-- BEGIN --

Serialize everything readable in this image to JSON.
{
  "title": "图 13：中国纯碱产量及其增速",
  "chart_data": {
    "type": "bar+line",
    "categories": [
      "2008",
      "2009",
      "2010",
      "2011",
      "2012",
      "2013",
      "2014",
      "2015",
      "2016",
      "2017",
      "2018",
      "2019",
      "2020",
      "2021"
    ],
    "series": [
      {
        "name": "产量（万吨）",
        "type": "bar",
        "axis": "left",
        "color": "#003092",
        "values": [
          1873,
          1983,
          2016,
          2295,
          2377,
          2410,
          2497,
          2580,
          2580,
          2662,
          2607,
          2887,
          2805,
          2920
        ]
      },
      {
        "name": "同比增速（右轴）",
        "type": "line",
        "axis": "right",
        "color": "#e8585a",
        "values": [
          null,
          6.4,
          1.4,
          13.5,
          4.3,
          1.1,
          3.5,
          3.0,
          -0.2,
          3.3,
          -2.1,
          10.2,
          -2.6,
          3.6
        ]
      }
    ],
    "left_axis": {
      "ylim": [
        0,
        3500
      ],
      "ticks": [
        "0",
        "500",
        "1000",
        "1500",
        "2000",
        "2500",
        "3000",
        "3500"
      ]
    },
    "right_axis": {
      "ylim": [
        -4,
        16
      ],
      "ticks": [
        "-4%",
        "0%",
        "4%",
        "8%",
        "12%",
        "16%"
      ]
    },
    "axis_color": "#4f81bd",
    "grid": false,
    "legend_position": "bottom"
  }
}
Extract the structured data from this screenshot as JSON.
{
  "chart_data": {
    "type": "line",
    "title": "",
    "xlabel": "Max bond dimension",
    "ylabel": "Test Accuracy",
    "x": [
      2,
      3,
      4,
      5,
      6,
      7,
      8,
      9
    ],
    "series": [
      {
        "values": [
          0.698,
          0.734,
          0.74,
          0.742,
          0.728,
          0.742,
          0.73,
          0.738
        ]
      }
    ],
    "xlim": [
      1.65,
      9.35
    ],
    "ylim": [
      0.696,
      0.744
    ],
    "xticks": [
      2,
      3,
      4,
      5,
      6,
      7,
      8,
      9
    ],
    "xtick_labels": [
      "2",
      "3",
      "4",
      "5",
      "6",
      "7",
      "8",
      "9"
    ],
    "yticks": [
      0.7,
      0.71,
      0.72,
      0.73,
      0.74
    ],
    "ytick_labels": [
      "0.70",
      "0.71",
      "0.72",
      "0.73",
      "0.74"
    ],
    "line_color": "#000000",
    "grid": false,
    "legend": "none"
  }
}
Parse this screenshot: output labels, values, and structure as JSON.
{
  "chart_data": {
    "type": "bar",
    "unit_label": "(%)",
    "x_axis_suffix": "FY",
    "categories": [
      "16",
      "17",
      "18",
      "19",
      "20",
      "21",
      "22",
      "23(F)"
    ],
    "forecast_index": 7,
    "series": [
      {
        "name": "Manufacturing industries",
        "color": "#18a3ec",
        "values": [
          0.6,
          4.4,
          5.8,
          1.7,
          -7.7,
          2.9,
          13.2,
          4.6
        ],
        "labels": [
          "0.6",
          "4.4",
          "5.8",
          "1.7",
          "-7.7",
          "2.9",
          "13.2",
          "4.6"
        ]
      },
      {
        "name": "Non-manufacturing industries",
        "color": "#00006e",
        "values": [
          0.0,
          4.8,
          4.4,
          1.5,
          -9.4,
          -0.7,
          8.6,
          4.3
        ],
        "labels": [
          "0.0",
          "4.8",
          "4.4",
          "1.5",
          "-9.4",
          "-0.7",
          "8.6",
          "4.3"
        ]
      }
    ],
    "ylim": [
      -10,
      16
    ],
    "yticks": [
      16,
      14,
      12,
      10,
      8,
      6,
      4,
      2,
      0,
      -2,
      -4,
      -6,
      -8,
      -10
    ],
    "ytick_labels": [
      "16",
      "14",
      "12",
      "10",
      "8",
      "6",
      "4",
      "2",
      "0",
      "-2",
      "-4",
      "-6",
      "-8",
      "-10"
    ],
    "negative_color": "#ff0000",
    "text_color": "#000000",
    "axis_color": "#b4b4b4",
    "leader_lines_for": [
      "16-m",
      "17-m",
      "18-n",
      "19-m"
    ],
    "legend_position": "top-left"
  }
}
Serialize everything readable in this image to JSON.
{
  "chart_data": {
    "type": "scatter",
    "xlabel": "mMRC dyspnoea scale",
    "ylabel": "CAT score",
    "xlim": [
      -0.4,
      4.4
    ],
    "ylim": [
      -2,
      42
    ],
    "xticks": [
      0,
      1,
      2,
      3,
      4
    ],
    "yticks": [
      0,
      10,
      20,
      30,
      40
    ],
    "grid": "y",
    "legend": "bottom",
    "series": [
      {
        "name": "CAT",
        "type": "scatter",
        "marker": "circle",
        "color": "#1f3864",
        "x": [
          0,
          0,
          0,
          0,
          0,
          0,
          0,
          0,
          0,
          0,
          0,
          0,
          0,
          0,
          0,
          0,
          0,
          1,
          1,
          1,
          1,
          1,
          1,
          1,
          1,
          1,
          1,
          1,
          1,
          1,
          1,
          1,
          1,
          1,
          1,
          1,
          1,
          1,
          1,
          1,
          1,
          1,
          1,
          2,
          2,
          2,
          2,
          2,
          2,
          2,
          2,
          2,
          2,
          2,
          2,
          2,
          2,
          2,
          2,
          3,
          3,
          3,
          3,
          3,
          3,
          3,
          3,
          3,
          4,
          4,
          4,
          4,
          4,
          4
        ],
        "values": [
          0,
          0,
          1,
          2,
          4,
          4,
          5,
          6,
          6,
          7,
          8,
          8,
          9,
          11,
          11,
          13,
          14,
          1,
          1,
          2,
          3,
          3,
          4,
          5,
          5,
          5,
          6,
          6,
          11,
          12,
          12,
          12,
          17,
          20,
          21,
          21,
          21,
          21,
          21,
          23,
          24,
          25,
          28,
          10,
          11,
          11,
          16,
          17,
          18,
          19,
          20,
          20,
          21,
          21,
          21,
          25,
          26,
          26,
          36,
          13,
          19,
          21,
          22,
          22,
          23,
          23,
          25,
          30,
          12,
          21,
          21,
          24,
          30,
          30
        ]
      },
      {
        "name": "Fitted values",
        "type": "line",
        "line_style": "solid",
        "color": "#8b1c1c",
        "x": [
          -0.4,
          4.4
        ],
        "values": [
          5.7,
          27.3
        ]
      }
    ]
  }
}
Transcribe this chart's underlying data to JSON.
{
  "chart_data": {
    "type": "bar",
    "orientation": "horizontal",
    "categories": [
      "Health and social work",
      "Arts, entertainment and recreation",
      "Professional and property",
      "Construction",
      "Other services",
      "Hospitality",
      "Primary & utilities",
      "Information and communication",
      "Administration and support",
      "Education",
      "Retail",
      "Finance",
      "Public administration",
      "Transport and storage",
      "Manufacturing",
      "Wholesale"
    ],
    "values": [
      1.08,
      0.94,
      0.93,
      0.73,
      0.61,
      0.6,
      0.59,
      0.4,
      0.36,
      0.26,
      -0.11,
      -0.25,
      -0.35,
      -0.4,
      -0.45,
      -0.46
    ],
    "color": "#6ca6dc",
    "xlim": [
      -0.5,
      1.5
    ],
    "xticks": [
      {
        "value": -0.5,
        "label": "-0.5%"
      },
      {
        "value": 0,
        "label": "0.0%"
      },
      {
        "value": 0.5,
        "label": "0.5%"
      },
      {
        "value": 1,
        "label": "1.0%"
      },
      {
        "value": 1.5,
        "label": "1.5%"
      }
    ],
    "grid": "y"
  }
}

-- END --

_Stated problem_
Look through the entries and find each line that has the string "xlabel". Copy those lines.

_Answer for the task_
    "xlabel": "Max bond dimension",
    "xlabel": "mMRC dyspnoea scale",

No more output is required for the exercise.